→ Exercise aim:
How many lines in the records below hold the string "JSON"? Answer with the number alone.

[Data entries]
┌──

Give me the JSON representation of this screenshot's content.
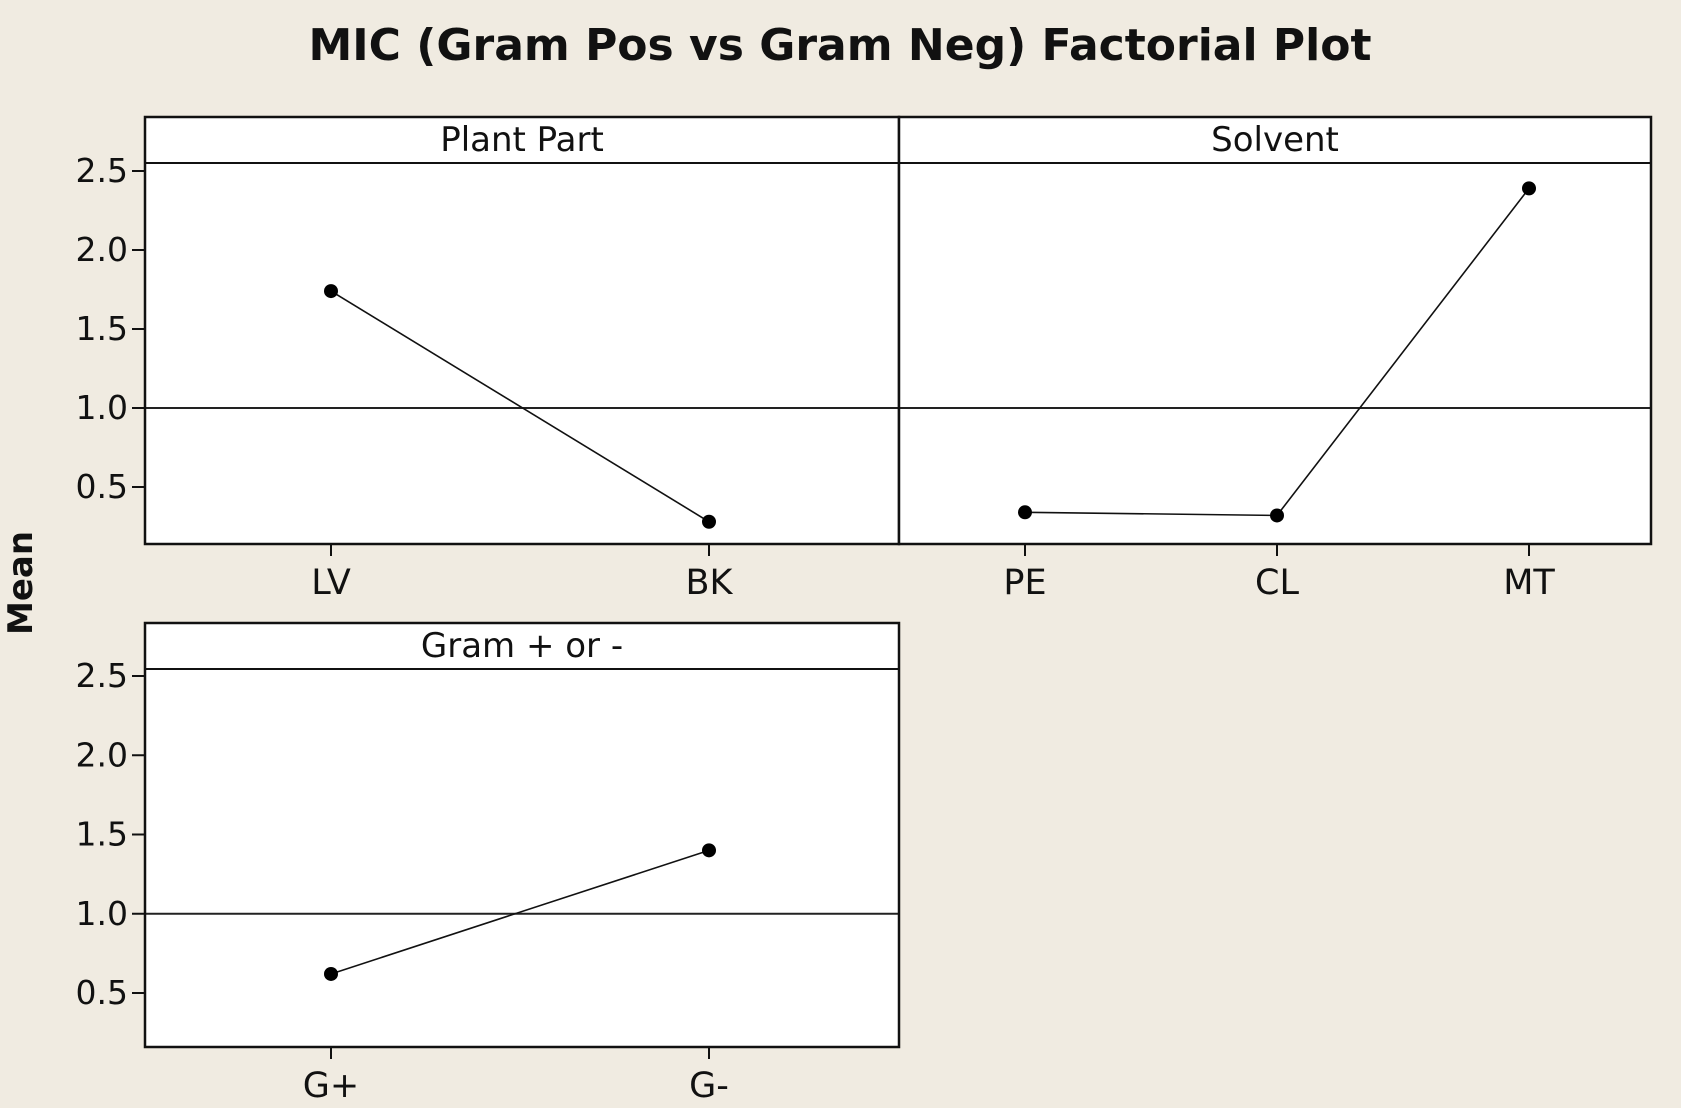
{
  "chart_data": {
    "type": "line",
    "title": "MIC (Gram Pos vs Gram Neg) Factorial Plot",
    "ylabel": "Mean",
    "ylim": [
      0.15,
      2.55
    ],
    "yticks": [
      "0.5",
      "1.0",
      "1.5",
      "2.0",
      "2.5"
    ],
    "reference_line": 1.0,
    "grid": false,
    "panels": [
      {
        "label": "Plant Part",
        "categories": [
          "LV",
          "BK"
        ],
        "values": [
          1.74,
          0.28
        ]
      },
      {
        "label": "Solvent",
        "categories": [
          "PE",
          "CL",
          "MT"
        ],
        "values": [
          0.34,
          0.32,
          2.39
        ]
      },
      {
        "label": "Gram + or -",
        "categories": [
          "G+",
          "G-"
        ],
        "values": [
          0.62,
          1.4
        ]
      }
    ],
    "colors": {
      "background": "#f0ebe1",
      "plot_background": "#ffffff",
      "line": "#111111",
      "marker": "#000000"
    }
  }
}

└──
┌──

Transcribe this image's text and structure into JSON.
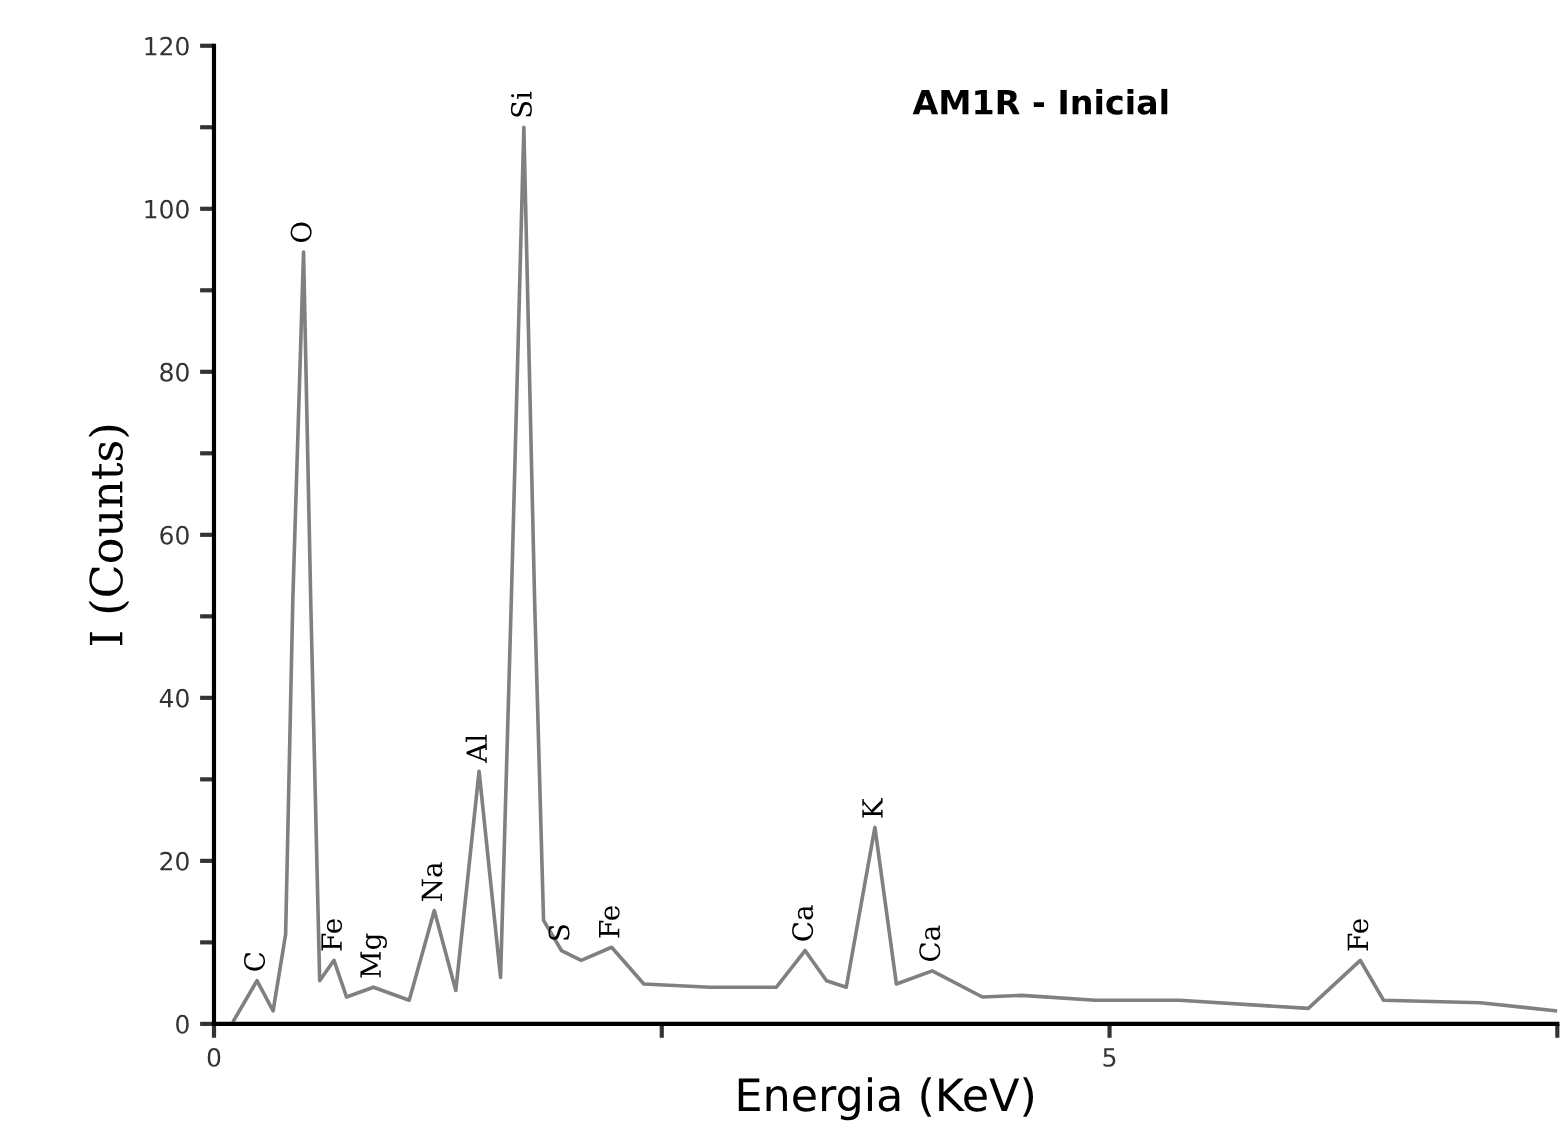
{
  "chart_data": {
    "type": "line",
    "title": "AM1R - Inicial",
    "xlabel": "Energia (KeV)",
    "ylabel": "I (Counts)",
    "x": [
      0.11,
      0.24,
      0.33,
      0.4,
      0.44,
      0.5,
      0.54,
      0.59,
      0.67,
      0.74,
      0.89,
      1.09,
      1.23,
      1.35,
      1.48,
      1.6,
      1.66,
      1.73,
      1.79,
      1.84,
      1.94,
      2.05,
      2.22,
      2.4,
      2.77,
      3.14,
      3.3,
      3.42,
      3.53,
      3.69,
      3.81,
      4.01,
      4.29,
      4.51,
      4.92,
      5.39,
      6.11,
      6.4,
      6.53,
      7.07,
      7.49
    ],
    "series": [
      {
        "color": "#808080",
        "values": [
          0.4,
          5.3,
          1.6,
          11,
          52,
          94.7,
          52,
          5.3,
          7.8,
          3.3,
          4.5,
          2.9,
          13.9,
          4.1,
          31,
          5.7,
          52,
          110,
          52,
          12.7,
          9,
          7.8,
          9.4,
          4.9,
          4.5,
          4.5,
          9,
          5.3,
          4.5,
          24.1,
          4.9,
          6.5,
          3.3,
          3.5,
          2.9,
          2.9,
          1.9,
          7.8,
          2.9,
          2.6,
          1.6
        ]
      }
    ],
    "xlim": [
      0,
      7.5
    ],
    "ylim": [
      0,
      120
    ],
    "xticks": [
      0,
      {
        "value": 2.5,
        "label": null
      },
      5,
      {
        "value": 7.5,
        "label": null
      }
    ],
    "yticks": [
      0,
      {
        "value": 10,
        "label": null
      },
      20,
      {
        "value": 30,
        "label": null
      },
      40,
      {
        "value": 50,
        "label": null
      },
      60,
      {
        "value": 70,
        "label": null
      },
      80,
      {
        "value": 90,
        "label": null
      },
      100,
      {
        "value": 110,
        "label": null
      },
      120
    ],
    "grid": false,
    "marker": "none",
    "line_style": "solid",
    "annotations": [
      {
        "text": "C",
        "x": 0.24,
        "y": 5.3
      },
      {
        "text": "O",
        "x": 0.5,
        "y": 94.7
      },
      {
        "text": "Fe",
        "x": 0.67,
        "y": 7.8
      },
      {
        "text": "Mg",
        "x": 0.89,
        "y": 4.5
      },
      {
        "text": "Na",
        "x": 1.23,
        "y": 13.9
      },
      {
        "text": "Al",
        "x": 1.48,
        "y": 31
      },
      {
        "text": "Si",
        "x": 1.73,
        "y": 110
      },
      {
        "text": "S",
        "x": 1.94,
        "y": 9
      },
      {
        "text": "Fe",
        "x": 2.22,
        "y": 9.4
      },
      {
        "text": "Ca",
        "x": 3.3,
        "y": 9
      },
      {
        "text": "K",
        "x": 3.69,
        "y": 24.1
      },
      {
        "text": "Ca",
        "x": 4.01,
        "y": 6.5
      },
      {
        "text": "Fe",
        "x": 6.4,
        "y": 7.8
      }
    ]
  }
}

└──

→ Result of the task:
2